Each mother whose child is treated for acute diarrhoea at a health facility
should be taught how to continue the treatment of her child at home, and how to
give early home therapy for future episodes of diarrhoea. When properly
informed, mothers should be able to:
prepare and give appropriate fluids for ORT;
feed a child with diarrhoea correctly; and
recognize when a child should be taken to a health worker.
The steps involved in home therapy,
the information and skills that mothers need to carry it out, and ways in which
these can be effectively communicated to them, are the subjects of this unit. TREATING
DIARRHOEA AT HOME - TREATMENT PLAN A
The management of acute watery diarrhoea at home (Treatment Plan A) is
outlined in Figure 4.1. This plan should be used to treat children:
who have been seen at a health facility and found to have no signs of
dehydration;
who have been treated at a health facility with Treatment Plans B or C
until dehydration is corrected; or
who have recently developed diarrhoea, but have not visited a health
facility.
The three basic rules of
home therapy are considered below. These are:
give the child more fluids than usual, to prevent dehydration;
give the child plenty of food, to prevent undernutrition; and
take the child to a health facility if the diarrhoea does not get better,
or if signs of dehydration or another serious illness develop.
Give the child more fluids than
usual
Children with diarrhoea need more fluid than usual to replace that being lost
in diarrhoeal stools and vomit. If suitable fluids are given in adequate volumes
soon after diarrhoea starts, dehydration can often be prevented. What fluids to give
Fluids that should be used at home to prevent dehydration include
"recommended home fluids", certain other drinks usually available in the home,
and in some instances ORS solution. Many countries have recommended specific
home fluids for use in ORT; these are usually food-based drinks, such as
undiluted cereal gruel, or sugar-salt solution (SSS). These fluids are suitable
for home treatment of most children with diarrhoea. However, for patients who
have been treated for dehydration at a health facility using Treatment Plans B
or C, ORS solution should be used (see Unit 5). Some countries also advise the
use of ORS solution for home treatment of all patients who are seen at a health
facility and found not to be dehydrated, or for early home therapy of
diarrhoea.
The appropriate composition of home fluids is considered in Unit 2. The main
points to remember are that a home fluid should be:
Safe. In particular, it should not be hyperosmolar or contain too
much salt. The risk of hyperosmolarity is reduced in solutions that use a cooked
starch, such as rice powder, rather than sucrose as the source of glucose.
Effective. This is most likely if the concentrations of salt and
starch (or sugar) in the fluid are in the ranges described in Unit 2. The molar
ratio of glucose (derived from starch or sugar) and sodium should be at least
1:1.

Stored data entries
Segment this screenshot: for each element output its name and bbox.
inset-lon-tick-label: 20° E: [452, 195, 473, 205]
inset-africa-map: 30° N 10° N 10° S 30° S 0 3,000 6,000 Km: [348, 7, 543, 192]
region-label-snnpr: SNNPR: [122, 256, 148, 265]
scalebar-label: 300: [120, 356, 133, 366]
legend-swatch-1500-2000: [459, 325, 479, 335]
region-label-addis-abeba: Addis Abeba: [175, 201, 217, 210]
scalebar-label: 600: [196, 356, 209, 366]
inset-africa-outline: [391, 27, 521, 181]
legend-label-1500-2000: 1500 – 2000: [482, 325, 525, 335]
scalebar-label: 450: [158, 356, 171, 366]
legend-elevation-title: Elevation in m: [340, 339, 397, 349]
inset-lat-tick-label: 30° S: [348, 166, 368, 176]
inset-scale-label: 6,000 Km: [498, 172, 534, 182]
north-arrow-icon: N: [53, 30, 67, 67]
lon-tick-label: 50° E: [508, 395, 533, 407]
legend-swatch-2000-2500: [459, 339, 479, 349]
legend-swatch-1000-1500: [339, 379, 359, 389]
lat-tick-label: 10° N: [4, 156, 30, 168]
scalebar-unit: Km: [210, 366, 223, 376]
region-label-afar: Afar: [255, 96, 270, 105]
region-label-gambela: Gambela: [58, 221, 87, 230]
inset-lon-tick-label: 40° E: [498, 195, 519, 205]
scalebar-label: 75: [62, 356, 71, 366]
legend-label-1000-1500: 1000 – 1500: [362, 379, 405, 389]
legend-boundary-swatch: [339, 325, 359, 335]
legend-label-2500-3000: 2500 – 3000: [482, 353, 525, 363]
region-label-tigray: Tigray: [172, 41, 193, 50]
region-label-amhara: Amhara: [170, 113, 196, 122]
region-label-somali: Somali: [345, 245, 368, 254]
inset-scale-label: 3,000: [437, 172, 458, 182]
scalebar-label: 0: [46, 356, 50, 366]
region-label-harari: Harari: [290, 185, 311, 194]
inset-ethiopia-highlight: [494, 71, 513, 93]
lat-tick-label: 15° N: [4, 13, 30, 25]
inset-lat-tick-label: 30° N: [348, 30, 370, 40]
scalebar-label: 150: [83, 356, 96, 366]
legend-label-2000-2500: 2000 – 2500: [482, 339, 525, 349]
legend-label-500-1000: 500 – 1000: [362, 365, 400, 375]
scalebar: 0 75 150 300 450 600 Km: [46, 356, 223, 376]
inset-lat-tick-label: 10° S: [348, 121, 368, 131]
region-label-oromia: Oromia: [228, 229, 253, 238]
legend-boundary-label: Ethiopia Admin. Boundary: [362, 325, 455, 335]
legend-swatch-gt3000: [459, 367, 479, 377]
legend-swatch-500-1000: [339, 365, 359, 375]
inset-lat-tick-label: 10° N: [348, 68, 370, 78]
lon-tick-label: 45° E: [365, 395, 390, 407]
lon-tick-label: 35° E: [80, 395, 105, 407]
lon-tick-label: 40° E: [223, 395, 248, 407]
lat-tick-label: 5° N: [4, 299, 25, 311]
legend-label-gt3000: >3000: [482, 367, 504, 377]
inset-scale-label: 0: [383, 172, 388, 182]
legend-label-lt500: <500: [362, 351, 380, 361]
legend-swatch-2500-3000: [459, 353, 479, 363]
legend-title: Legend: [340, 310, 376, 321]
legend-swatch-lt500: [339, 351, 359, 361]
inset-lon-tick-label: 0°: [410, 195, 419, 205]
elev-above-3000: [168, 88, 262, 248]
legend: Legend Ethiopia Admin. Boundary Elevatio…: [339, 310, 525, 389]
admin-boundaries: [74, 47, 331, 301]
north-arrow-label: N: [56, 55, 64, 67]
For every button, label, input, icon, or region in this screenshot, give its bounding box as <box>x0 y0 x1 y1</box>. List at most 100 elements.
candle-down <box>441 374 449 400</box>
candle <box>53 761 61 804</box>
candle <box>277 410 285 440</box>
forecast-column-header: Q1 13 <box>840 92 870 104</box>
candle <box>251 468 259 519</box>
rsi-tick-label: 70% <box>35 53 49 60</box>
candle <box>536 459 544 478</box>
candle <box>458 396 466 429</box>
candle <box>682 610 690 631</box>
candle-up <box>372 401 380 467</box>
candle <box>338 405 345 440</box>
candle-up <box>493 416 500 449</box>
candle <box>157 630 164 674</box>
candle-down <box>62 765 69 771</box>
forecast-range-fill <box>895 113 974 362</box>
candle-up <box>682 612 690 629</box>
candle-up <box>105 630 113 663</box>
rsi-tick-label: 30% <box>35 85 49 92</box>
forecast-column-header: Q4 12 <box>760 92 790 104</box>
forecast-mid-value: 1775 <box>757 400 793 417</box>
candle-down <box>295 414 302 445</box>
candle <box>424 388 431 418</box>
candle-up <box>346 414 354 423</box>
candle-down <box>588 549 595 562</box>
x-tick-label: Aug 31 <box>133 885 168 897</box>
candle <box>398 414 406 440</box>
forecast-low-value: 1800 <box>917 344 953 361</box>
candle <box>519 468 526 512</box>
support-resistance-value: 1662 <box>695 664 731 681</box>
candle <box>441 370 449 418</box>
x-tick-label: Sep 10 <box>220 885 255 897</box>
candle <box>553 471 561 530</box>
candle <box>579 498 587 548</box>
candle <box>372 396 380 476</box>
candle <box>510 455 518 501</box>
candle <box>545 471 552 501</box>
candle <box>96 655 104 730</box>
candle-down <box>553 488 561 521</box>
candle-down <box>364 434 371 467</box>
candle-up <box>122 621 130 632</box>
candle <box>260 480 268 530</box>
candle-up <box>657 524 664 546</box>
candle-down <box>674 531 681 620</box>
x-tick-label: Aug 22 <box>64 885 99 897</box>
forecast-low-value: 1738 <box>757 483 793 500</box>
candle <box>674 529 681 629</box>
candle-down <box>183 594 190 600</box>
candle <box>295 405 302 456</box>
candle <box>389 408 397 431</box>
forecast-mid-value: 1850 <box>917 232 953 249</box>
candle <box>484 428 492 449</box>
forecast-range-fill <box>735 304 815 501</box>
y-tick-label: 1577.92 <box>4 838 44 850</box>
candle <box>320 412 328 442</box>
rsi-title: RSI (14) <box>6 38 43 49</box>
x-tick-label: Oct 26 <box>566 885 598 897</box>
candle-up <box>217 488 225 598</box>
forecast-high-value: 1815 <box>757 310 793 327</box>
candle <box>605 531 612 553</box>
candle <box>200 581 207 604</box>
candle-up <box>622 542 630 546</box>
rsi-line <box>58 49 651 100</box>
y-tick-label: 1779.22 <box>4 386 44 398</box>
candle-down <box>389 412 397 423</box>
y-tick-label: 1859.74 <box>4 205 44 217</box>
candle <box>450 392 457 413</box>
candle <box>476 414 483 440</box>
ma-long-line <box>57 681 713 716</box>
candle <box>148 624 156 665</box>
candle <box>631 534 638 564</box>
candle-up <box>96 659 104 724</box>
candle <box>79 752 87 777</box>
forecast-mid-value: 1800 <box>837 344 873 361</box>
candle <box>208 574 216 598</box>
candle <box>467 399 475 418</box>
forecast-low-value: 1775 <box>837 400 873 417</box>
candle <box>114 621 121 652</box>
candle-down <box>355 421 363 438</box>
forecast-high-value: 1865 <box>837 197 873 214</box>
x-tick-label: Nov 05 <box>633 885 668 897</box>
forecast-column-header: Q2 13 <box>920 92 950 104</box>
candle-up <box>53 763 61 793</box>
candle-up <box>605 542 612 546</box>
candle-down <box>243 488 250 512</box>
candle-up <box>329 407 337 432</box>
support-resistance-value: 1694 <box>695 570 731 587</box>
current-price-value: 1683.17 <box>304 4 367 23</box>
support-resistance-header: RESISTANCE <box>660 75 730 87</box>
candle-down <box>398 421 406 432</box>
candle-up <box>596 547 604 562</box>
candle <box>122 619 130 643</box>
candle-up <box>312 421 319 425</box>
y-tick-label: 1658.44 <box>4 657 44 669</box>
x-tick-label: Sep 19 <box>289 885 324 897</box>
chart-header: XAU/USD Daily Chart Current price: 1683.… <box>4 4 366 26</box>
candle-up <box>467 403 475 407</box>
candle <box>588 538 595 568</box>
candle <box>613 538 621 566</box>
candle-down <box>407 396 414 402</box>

◆ PARTS OF THE EXERCISE
1. Print the passage on home treatment of diarrhea above from "The appropriate composition" to "source of glucose.".
2. Please list the basic rules of home therapy that the passage on home treatment of diarrhea gives.

◆ TASK-BY-TASK OUTPUTS
1.
The appropriate composition of home fluids is considered in Unit 2. The main
points to remember are that a home fluid should be:
Safe. In particular, it should not be hyperosmolar or contain too
much salt. The risk of hyperosmolarity is reduced in solutions that use a cooked
starch, such as rice powder, rather than sucrose as the source of glucose.

2.
- Give the child more fluids than usual, to prevent dehydration.
- Give the child plenty of food, to prevent undernutrition.
- Take the child to a health facility if the diarrhoea does not get better, or if signs of dehydration or another serious illness develop.